__Dataset items__
>> BEGIN

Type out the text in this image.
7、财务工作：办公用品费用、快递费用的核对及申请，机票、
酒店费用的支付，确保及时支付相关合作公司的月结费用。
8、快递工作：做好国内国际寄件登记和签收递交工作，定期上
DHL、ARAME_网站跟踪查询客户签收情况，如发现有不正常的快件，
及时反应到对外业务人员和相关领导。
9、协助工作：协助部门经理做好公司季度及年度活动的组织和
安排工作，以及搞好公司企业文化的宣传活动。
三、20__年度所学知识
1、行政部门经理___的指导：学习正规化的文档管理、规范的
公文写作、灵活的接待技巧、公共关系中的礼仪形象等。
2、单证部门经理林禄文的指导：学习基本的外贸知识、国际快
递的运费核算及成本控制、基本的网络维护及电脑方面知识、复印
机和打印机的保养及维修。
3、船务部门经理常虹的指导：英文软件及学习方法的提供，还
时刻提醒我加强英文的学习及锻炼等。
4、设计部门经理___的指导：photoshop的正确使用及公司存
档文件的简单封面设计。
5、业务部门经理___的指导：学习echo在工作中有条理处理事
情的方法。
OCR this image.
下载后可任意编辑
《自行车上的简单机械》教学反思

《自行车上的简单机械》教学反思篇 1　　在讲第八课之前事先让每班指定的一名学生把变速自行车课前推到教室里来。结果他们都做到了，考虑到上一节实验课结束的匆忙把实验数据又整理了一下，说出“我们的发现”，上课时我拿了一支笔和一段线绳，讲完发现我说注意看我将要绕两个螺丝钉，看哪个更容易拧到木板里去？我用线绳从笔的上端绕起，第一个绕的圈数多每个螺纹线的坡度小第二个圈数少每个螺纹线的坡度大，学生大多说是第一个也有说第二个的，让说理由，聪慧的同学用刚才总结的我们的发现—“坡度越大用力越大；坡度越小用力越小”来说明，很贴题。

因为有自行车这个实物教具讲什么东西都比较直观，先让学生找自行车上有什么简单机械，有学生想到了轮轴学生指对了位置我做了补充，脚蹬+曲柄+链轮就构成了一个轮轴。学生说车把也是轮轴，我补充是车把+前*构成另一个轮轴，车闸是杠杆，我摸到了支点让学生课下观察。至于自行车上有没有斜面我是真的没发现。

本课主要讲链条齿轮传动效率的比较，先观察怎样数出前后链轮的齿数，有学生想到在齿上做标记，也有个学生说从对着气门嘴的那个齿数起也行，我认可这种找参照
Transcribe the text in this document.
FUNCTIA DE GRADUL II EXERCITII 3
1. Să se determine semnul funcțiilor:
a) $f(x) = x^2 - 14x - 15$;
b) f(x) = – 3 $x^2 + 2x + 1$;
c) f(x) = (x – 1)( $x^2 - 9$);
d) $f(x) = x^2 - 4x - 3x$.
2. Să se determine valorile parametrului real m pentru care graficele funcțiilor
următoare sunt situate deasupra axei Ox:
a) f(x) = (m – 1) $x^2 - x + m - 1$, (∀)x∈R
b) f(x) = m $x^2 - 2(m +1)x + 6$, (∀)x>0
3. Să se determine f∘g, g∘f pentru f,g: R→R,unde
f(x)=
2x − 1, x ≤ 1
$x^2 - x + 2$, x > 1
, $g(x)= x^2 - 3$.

>> END

Pick out each line above that includes "funcțiilor" and show it.

__TASK RESPONSE__
1. Să se determine semnul funcțiilor:
2. Să se determine valorile parametrului real m pentru care graficele funcțiilor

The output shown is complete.